Set exercise
Copy only what runs from the line containing "Serialize everything readable" through the end of the material below, line for line, with both ends included.

[Dataset excerpt]
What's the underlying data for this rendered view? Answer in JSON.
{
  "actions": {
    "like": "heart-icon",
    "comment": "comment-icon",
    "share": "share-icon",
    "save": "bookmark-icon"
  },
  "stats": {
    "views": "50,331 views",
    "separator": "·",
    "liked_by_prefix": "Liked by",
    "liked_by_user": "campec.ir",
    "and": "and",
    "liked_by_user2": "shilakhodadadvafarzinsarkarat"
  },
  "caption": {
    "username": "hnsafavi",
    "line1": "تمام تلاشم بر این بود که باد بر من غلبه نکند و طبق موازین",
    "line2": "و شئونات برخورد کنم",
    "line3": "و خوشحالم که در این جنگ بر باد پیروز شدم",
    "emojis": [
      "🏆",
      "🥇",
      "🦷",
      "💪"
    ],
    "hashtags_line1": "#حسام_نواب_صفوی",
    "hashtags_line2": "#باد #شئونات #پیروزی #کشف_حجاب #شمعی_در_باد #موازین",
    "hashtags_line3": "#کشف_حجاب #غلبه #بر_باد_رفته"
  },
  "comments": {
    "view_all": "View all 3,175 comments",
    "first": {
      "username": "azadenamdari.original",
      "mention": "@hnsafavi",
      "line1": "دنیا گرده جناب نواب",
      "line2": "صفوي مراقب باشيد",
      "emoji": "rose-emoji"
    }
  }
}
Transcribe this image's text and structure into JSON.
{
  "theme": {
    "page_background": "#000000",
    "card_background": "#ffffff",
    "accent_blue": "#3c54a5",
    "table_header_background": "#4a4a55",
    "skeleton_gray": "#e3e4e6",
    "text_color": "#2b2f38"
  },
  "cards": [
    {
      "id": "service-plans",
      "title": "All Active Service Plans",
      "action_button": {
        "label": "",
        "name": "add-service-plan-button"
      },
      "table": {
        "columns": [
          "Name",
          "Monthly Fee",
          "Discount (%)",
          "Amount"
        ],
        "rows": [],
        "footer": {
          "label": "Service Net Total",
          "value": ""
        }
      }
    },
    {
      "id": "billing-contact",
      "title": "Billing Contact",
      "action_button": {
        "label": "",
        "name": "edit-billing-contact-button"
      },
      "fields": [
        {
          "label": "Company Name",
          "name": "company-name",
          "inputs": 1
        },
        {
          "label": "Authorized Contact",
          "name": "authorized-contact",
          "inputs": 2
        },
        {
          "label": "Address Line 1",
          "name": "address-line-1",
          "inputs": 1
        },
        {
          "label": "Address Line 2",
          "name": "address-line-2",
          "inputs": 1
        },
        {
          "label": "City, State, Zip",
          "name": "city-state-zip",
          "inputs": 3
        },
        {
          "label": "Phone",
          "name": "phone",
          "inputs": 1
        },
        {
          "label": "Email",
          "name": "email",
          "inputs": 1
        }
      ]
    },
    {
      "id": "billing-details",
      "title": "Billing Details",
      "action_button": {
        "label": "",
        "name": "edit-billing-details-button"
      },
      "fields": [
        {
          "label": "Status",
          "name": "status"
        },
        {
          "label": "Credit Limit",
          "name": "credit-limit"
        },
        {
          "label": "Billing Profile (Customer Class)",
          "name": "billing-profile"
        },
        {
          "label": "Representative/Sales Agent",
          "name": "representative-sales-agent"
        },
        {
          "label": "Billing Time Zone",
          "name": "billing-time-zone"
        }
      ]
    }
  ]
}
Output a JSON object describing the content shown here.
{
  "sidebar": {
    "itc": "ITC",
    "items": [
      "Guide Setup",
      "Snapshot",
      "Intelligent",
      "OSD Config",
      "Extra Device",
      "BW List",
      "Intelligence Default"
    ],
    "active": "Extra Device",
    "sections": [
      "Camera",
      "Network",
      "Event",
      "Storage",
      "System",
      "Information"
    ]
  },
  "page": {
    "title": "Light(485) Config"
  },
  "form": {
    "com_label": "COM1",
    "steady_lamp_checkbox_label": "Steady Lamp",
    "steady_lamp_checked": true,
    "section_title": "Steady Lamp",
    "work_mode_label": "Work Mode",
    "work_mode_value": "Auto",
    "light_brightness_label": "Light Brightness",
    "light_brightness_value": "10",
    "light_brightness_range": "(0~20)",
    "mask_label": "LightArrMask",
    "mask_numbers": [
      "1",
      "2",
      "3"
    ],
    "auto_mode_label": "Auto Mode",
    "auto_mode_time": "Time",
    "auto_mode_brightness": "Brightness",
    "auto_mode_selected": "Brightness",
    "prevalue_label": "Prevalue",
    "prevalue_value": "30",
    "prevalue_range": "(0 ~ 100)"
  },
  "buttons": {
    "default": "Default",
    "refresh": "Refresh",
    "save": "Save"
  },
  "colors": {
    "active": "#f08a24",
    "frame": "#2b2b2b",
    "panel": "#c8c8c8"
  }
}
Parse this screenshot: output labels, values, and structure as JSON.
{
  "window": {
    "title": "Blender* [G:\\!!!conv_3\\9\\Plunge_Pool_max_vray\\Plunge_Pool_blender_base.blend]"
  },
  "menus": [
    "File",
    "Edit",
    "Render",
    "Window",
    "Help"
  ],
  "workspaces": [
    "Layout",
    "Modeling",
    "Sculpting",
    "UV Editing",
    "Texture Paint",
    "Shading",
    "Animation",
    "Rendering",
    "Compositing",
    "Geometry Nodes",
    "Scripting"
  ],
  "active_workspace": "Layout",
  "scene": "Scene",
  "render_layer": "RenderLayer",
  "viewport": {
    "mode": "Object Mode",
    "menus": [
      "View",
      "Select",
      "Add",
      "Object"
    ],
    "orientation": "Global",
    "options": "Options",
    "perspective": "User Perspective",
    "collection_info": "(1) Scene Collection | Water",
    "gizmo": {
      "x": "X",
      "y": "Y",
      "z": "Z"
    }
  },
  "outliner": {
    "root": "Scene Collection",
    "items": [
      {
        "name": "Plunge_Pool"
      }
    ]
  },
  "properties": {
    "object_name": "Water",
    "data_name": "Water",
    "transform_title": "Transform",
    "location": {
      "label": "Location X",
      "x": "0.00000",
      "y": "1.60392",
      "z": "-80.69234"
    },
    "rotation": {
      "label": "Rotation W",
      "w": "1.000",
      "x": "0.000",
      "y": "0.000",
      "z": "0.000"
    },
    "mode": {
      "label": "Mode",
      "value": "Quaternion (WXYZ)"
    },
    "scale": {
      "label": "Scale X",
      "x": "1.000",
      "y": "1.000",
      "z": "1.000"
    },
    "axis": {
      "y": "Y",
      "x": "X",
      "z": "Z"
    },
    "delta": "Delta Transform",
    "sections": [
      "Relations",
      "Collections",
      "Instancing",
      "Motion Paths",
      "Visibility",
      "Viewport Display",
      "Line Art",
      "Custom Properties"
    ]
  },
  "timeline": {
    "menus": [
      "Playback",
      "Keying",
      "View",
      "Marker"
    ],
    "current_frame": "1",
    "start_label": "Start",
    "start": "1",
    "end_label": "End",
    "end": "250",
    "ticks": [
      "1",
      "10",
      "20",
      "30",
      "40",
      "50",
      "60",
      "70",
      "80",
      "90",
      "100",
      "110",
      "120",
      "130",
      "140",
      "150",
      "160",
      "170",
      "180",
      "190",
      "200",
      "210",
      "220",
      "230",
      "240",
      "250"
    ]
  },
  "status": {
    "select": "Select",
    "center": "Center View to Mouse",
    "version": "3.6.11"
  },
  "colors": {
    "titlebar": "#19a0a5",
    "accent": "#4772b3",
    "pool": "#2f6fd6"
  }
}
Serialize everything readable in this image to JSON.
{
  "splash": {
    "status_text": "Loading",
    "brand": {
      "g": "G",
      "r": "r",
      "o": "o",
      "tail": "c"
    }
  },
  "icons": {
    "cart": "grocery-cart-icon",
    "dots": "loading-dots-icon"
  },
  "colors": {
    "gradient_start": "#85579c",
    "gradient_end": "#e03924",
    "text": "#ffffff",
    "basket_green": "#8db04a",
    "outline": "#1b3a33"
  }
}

Exercise solution
Serialize everything readable in this image to JSON.
{
  "splash": {
    "status_text": "Loading",
    "brand": {
      "g": "G",
      "r": "r",
      "o": "o",
      "tail": "c"
    }
  },
  "icons": {
    "cart": "grocery-cart-icon",
    "dots": "loading-dots-icon"
  },
  "colors": {
    "gradient_start": "#85579c",
    "gradient_end": "#e03924",
    "text": "#ffffff",
    "basket_green": "#8db04a",
    "outline": "#1b3a33"
  }
}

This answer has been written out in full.